# [SET PROBLEM]
Copy each line with the word "준단체로" in it.

[Stored records]
------------------------

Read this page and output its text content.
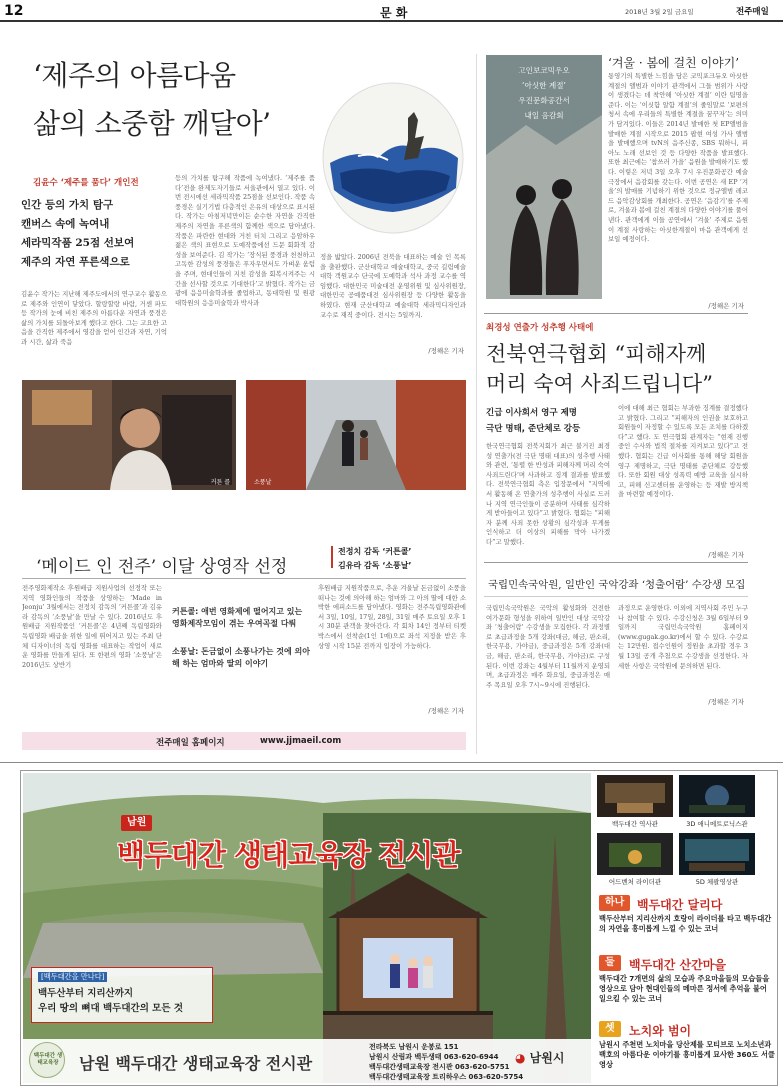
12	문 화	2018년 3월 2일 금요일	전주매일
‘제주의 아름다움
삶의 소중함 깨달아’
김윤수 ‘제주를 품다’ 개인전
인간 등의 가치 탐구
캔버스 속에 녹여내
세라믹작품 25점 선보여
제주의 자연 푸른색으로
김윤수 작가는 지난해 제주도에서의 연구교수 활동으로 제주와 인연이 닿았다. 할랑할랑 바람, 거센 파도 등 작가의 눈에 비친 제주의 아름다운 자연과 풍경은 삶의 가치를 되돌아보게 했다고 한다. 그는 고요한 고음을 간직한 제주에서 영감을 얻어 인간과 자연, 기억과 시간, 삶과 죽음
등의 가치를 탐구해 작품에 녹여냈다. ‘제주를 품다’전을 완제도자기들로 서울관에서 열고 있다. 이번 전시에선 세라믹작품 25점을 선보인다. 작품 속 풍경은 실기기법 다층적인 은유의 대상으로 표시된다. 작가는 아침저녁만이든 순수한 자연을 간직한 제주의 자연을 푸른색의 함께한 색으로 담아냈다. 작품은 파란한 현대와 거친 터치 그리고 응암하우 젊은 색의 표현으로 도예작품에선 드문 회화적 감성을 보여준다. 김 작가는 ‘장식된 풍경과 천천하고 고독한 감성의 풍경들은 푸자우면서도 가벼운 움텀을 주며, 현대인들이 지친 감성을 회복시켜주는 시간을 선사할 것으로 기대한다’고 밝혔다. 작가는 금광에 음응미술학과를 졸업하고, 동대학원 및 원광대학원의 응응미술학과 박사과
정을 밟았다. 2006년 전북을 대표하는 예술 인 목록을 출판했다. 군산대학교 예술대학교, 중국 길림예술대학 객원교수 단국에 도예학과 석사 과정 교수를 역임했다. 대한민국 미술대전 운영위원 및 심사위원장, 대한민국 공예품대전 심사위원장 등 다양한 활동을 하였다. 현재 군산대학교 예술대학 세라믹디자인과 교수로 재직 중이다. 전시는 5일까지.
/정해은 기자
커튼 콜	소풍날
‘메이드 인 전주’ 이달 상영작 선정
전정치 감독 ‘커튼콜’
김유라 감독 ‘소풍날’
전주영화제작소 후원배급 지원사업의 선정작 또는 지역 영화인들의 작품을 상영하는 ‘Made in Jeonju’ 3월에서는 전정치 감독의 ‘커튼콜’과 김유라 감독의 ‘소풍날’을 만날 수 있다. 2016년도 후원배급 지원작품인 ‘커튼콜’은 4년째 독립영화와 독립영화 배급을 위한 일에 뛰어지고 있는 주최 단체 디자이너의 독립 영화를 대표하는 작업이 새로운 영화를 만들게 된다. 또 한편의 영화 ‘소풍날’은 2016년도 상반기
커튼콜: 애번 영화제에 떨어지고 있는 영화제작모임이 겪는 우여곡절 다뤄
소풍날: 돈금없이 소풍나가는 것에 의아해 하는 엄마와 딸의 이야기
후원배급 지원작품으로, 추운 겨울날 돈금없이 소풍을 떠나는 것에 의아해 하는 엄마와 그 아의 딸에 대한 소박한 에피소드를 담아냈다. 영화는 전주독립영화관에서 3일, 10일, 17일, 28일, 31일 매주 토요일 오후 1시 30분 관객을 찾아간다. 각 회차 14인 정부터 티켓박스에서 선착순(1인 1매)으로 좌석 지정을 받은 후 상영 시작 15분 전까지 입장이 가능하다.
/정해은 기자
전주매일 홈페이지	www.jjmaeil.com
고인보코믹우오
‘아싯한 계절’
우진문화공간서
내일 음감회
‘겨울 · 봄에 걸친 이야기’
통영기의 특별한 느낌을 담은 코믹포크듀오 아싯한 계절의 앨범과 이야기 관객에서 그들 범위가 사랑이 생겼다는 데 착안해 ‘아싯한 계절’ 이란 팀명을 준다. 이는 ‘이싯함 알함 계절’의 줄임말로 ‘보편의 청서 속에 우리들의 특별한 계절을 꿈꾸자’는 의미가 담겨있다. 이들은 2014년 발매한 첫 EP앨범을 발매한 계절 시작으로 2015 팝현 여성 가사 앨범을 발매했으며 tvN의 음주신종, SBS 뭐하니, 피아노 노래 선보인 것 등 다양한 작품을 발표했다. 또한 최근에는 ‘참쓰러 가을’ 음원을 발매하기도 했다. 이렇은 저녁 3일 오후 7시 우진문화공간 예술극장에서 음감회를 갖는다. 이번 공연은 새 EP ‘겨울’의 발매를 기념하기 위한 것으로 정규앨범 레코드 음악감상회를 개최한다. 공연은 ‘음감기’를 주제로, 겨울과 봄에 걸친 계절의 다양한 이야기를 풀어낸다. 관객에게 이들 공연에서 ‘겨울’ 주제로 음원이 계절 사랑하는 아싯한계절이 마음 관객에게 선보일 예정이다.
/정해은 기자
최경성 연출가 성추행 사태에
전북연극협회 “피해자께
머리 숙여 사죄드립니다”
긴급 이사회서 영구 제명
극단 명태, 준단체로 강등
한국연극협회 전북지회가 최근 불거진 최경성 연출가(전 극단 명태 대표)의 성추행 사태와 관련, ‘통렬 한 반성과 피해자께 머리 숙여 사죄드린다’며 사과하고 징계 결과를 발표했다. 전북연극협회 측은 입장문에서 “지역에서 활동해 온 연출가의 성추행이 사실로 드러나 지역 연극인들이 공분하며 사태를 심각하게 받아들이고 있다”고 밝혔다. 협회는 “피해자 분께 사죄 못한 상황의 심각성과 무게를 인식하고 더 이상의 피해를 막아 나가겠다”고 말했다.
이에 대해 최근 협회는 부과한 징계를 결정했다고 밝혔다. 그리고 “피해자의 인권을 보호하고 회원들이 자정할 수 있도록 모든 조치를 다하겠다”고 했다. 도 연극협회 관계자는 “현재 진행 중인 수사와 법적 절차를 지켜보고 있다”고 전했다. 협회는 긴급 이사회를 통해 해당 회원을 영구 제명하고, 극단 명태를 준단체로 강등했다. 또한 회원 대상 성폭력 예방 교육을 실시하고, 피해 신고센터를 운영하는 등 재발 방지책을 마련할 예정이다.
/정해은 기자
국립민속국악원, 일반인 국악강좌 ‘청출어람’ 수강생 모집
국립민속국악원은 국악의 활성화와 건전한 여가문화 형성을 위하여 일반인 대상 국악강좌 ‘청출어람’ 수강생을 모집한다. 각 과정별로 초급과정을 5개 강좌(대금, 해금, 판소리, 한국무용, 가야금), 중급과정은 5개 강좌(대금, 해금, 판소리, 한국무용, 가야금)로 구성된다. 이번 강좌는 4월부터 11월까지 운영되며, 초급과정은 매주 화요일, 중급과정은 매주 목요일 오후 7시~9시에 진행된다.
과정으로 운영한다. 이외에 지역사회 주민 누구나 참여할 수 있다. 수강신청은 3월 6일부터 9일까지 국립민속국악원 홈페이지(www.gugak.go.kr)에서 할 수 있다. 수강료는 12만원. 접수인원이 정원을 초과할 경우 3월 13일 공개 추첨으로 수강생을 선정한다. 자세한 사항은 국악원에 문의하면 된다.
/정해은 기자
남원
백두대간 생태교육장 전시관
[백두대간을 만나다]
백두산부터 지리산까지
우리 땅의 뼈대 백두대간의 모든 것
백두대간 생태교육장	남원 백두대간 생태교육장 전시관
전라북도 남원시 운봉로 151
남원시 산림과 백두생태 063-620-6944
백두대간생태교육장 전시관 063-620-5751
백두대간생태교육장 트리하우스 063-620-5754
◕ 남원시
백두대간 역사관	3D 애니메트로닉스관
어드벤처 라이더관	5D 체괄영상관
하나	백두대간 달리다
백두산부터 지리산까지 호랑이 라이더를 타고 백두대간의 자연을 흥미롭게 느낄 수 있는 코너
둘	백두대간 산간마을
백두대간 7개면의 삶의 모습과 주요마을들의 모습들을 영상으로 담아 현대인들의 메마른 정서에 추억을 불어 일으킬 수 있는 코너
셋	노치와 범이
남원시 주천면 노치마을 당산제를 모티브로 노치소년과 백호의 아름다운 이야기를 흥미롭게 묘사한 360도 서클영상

------------------------

# [CORRECT RESPONSE]
극단 명태, 준단체로 강등
이에 대해 최근 협회는 부과한 징계를 결정했다고 밝혔다. 그리고 “피해자의 인권을 보호하고 회원들이 자정할 수 있도록 모든 조치를 다하겠다”고 했다. 도 연극협회 관계자는 “현재 진행 중인 수사와 법적 절차를 지켜보고 있다”고 전했다. 협회는 긴급 이사회를 통해 해당 회원을 영구 제명하고, 극단 명태를 준단체로 강등했다. 또한 회원 대상 성폭력 예방 교육을 실시하고, 피해 신고센터를 운영하는 등 재발 방지책을 마련할 예정이다.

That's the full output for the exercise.